:: Problem ::
Can you output the records below exactly as they are written?

:: Data listing ::
▽

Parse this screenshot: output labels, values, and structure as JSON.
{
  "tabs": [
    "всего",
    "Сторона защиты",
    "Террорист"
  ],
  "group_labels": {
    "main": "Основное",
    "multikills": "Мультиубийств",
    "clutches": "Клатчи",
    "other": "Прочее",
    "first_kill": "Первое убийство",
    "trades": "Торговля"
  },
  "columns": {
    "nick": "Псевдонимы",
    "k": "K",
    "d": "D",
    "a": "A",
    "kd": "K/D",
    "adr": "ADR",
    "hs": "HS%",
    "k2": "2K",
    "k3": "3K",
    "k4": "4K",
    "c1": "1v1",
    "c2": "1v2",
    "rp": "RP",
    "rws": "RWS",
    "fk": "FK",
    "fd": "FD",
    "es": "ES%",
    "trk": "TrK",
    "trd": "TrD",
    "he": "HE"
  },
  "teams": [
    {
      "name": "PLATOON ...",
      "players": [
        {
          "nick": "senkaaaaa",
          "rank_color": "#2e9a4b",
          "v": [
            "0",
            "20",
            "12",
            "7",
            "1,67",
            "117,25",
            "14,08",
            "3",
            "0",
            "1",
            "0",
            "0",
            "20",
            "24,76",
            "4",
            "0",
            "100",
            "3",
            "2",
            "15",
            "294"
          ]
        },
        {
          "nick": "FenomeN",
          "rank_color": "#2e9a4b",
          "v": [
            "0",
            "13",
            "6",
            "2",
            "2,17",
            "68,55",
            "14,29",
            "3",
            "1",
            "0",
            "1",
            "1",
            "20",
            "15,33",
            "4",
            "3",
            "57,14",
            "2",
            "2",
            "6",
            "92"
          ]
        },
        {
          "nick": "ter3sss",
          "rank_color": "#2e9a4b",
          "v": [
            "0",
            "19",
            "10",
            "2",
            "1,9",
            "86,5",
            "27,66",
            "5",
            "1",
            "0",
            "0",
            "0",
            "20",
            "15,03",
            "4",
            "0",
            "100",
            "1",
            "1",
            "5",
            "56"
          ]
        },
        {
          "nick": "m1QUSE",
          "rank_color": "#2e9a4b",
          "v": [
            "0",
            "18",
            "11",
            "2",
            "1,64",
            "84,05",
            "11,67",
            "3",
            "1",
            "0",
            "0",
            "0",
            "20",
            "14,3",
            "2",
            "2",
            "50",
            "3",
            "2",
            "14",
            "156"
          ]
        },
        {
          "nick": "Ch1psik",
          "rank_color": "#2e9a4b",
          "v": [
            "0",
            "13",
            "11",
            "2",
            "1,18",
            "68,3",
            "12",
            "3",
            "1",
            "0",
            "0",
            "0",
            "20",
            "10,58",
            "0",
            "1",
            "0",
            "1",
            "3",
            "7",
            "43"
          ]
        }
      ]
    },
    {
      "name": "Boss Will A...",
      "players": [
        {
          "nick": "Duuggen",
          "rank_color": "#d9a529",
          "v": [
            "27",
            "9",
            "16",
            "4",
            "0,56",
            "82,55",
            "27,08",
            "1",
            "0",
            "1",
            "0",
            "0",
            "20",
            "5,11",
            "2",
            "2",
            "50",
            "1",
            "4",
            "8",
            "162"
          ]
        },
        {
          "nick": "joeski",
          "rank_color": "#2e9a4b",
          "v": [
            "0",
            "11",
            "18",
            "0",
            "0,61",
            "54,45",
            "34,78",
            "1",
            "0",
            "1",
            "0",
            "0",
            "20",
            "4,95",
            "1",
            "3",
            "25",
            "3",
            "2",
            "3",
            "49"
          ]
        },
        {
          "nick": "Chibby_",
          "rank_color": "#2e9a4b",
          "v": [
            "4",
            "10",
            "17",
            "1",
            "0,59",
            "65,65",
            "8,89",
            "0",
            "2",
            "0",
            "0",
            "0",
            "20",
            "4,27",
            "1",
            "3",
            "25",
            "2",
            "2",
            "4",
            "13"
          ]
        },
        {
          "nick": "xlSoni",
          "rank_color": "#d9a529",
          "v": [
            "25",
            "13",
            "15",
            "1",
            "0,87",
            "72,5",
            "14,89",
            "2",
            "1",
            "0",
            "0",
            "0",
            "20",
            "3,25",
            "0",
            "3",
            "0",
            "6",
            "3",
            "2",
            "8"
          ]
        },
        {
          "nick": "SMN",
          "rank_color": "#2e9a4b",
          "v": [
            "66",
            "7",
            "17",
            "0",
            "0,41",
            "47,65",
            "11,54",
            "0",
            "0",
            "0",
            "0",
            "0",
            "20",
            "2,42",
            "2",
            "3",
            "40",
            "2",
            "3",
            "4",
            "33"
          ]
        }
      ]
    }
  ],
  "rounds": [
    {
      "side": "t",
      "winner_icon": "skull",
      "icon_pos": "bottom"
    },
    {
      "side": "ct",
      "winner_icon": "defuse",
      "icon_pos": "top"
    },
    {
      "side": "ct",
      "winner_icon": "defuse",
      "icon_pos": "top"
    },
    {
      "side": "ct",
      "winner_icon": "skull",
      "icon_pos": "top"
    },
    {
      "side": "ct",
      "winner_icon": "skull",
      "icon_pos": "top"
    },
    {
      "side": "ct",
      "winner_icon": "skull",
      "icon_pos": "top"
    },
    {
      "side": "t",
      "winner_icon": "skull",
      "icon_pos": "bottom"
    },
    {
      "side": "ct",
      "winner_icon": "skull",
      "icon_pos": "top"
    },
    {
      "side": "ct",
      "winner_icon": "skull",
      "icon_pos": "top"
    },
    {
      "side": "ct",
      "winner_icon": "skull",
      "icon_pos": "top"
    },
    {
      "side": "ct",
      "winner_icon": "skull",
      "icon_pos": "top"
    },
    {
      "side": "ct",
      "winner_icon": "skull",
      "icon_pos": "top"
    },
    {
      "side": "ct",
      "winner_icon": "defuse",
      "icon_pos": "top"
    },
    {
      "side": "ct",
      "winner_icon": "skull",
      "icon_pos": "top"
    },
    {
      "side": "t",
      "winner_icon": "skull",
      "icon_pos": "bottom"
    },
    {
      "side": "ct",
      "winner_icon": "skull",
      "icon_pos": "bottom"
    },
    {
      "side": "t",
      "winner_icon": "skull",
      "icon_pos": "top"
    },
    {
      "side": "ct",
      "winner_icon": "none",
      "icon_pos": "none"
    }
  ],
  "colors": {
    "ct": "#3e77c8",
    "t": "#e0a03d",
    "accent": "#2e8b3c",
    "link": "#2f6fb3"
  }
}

△

:: Correct result ::
Parse this screenshot: output labels, values, and structure as JSON.
{
  "tabs": [
    "всего",
    "Сторона защиты",
    "Террорист"
  ],
  "group_labels": {
    "main": "Основное",
    "multikills": "Мультиубийств",
    "clutches": "Клатчи",
    "other": "Прочее",
    "first_kill": "Первое убийство",
    "trades": "Торговля"
  },
  "columns": {
    "nick": "Псевдонимы",
    "k": "K",
    "d": "D",
    "a": "A",
    "kd": "K/D",
    "adr": "ADR",
    "hs": "HS%",
    "k2": "2K",
    "k3": "3K",
    "k4": "4K",
    "c1": "1v1",
    "c2": "1v2",
    "rp": "RP",
    "rws": "RWS",
    "fk": "FK",
    "fd": "FD",
    "es": "ES%",
    "trk": "TrK",
    "trd": "TrD",
    "he": "HE"
  },
  "teams": [
    {
      "name": "PLATOON ...",
      "players": [
        {
          "nick": "senkaaaaa",
          "rank_color": "#2e9a4b",
          "v": [
            "0",
            "20",
            "12",
            "7",
            "1,67",
            "117,25",
            "14,08",
            "3",
            "0",
            "1",
            "0",
            "0",
            "20",
            "24,76",
            "4",
            "0",
            "100",
            "3",
            "2",
            "15",
            "294"
          ]
        },
        {
          "nick": "FenomeN",
          "rank_color": "#2e9a4b",
          "v": [
            "0",
            "13",
            "6",
            "2",
            "2,17",
            "68,55",
            "14,29",
            "3",
            "1",
            "0",
            "1",
            "1",
            "20",
            "15,33",
            "4",
            "3",
            "57,14",
            "2",
            "2",
            "6",
            "92"
          ]
        },
        {
          "nick": "ter3sss",
          "rank_color": "#2e9a4b",
          "v": [
            "0",
            "19",
            "10",
            "2",
            "1,9",
            "86,5",
            "27,66",
            "5",
            "1",
            "0",
            "0",
            "0",
            "20",
            "15,03",
            "4",
            "0",
            "100",
            "1",
            "1",
            "5",
            "56"
          ]
        },
        {
          "nick": "m1QUSE",
          "rank_color": "#2e9a4b",
          "v": [
            "0",
            "18",
            "11",
            "2",
            "1,64",
            "84,05",
            "11,67",
            "3",
            "1",
            "0",
            "0",
            "0",
            "20",
            "14,3",
            "2",
            "2",
            "50",
            "3",
            "2",
            "14",
            "156"
          ]
        },
        {
          "nick": "Ch1psik",
          "rank_color": "#2e9a4b",
          "v": [
            "0",
            "13",
            "11",
            "2",
            "1,18",
            "68,3",
            "12",
            "3",
            "1",
            "0",
            "0",
            "0",
            "20",
            "10,58",
            "0",
            "1",
            "0",
            "1",
            "3",
            "7",
            "43"
          ]
        }
      ]
    },
    {
      "name": "Boss Will A...",
      "players": [
        {
          "nick": "Duuggen",
          "rank_color": "#d9a529",
          "v": [
            "27",
            "9",
            "16",
            "4",
            "0,56",
            "82,55",
            "27,08",
            "1",
            "0",
            "1",
            "0",
            "0",
            "20",
            "5,11",
            "2",
            "2",
            "50",
            "1",
            "4",
            "8",
            "162"
          ]
        },
        {
          "nick": "joeski",
          "rank_color": "#2e9a4b",
          "v": [
            "0",
            "11",
            "18",
            "0",
            "0,61",
            "54,45",
            "34,78",
            "1",
            "0",
            "1",
            "0",
            "0",
            "20",
            "4,95",
            "1",
            "3",
            "25",
            "3",
            "2",
            "3",
            "49"
          ]
        },
        {
          "nick": "Chibby_",
          "rank_color": "#2e9a4b",
          "v": [
            "4",
            "10",
            "17",
            "1",
            "0,59",
            "65,65",
            "8,89",
            "0",
            "2",
            "0",
            "0",
            "0",
            "20",
            "4,27",
            "1",
            "3",
            "25",
            "2",
            "2",
            "4",
            "13"
          ]
        },
        {
          "nick": "xlSoni",
          "rank_color": "#d9a529",
          "v": [
            "25",
            "13",
            "15",
            "1",
            "0,87",
            "72,5",
            "14,89",
            "2",
            "1",
            "0",
            "0",
            "0",
            "20",
            "3,25",
            "0",
            "3",
            "0",
            "6",
            "3",
            "2",
            "8"
          ]
        },
        {
          "nick": "SMN",
          "rank_color": "#2e9a4b",
          "v": [
            "66",
            "7",
            "17",
            "0",
            "0,41",
            "47,65",
            "11,54",
            "0",
            "0",
            "0",
            "0",
            "0",
            "20",
            "2,42",
            "2",
            "3",
            "40",
            "2",
            "3",
            "4",
            "33"
          ]
        }
      ]
    }
  ],
  "rounds": [
    {
      "side": "t",
      "winner_icon": "skull",
      "icon_pos": "bottom"
    },
    {
      "side": "ct",
      "winner_icon": "defuse",
      "icon_pos": "top"
    },
    {
      "side": "ct",
      "winner_icon": "defuse",
      "icon_pos": "top"
    },
    {
      "side": "ct",
      "winner_icon": "skull",
      "icon_pos": "top"
    },
    {
      "side": "ct",
      "winner_icon": "skull",
      "icon_pos": "top"
    },
    {
      "side": "ct",
      "winner_icon": "skull",
      "icon_pos": "top"
    },
    {
      "side": "t",
      "winner_icon": "skull",
      "icon_pos": "bottom"
    },
    {
      "side": "ct",
      "winner_icon": "skull",
      "icon_pos": "top"
    },
    {
      "side": "ct",
      "winner_icon": "skull",
      "icon_pos": "top"
    },
    {
      "side": "ct",
      "winner_icon": "skull",
      "icon_pos": "top"
    },
    {
      "side": "ct",
      "winner_icon": "skull",
      "icon_pos": "top"
    },
    {
      "side": "ct",
      "winner_icon": "skull",
      "icon_pos": "top"
    },
    {
      "side": "ct",
      "winner_icon": "defuse",
      "icon_pos": "top"
    },
    {
      "side": "ct",
      "winner_icon": "skull",
      "icon_pos": "top"
    },
    {
      "side": "t",
      "winner_icon": "skull",
      "icon_pos": "bottom"
    },
    {
      "side": "ct",
      "winner_icon": "skull",
      "icon_pos": "bottom"
    },
    {
      "side": "t",
      "winner_icon": "skull",
      "icon_pos": "top"
    },
    {
      "side": "ct",
      "winner_icon": "none",
      "icon_pos": "none"
    }
  ],
  "colors": {
    "ct": "#3e77c8",
    "t": "#e0a03d",
    "accent": "#2e8b3c",
    "link": "#2f6fb3"
  }
}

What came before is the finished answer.